◆ STATED TASK
Pick out the lines below that contain the string "Sedangkan" and copy them all.

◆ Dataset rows
* * *

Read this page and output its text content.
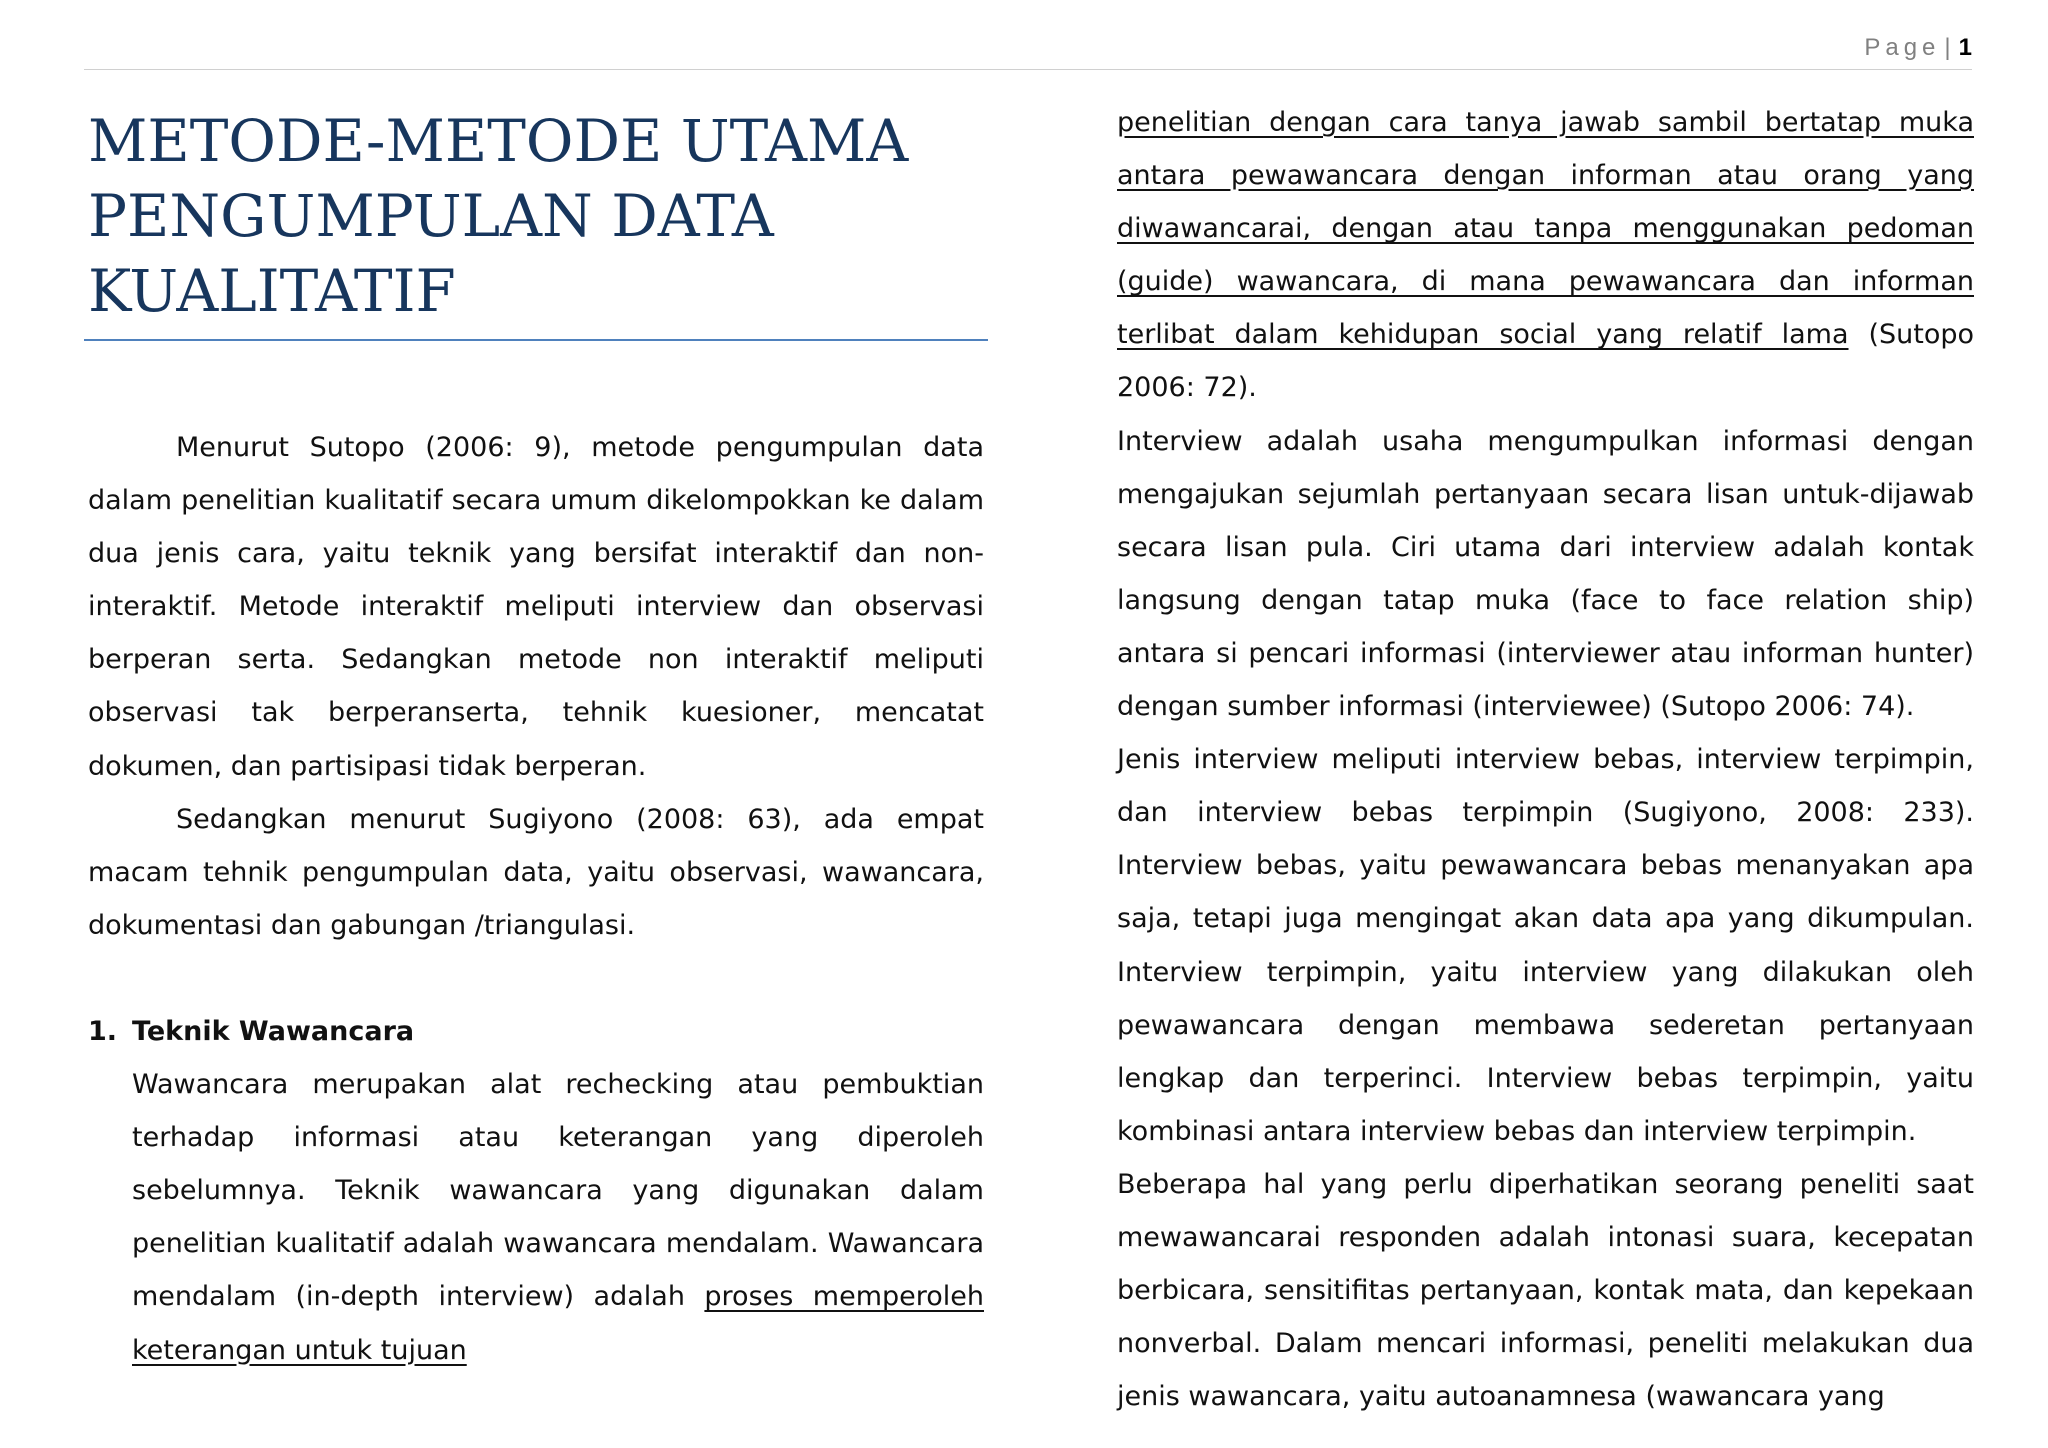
Page | 1
METODE-METODE UTAMA
PENGUMPULAN DATA
KUALITATIF

Menurut Sutopo (2006: 9), metode pengumpulan data dalam penelitian kualitatif secara umum dikelompokkan ke dalam dua jenis cara, yaitu teknik yang bersifat interaktif dan non-interaktif. Metode interaktif meliputi interview dan observasi berperan serta. Sedangkan metode non interaktif meliputi observasi tak berperanserta, tehnik kuesioner, mencatat dokumen, dan partisipasi tidak berperan.

Sedangkan menurut Sugiyono (2008: 63), ada empat macam tehnik pengumpulan data, yaitu observasi, wawancara, dokumentasi dan gabungan /triangulasi.

1. Teknik Wawancara

Wawancara merupakan alat rechecking atau pembuktian terhadap informasi atau keterangan yang diperoleh sebelumnya. Teknik wawancara yang digunakan dalam penelitian kualitatif adalah wawancara mendalam. Wawancara mendalam (in-depth interview) adalah proses memperoleh keterangan untuk tujuan

penelitian dengan cara tanya jawab sambil bertatap muka antara pewawancara dengan informan atau orang yang diwawancarai, dengan atau tanpa menggunakan pedoman (guide) wawancara, di mana pewawancara dan informan terlibat dalam kehidupan social yang relatif lama (Sutopo 2006: 72).

Interview adalah usaha mengumpulkan informasi dengan mengajukan sejumlah pertanyaan secara lisan untuk-dijawab secara lisan pula. Ciri utama dari interview adalah kontak langsung dengan tatap muka (face to face relation ship) antara si pencari informasi (interviewer atau informan hunter) dengan sumber informasi (interviewee) (Sutopo 2006: 74).

Jenis interview meliputi interview bebas, interview terpimpin, dan interview bebas terpimpin (Sugiyono, 2008: 233). Interview bebas, yaitu pewawancara bebas menanyakan apa saja, tetapi juga mengingat akan data apa yang dikumpulan. Interview terpimpin, yaitu interview yang dilakukan oleh pewawancara dengan membawa sederetan pertanyaan lengkap dan terperinci. Interview bebas terpimpin, yaitu kombinasi antara interview bebas dan interview terpimpin.

Beberapa hal yang perlu diperhatikan seorang peneliti saat mewawancarai responden adalah intonasi suara, kecepatan berbicara, sensitifitas pertanyaan, kontak mata, dan kepekaan nonverbal. Dalam mencari informasi, peneliti melakukan dua jenis wawancara, yaitu autoanamnesa (wawancara yang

* * *

◆ OUTPUT FOR THIS TASK
Menurut Sutopo (2006: 9), metode pengumpulan data dalam penelitian kualitatif secara umum dikelompokkan ke dalam dua jenis cara, yaitu teknik yang bersifat interaktif dan non-interaktif. Metode interaktif meliputi interview dan observasi berperan serta. Sedangkan metode non interaktif meliputi observasi tak berperanserta, tehnik kuesioner, mencatat dokumen, dan partisipasi tidak berperan.
Sedangkan menurut Sugiyono (2008: 63), ada empat macam tehnik pengumpulan data, yaitu observasi, wawancara, dokumentasi dan gabungan /triangulasi.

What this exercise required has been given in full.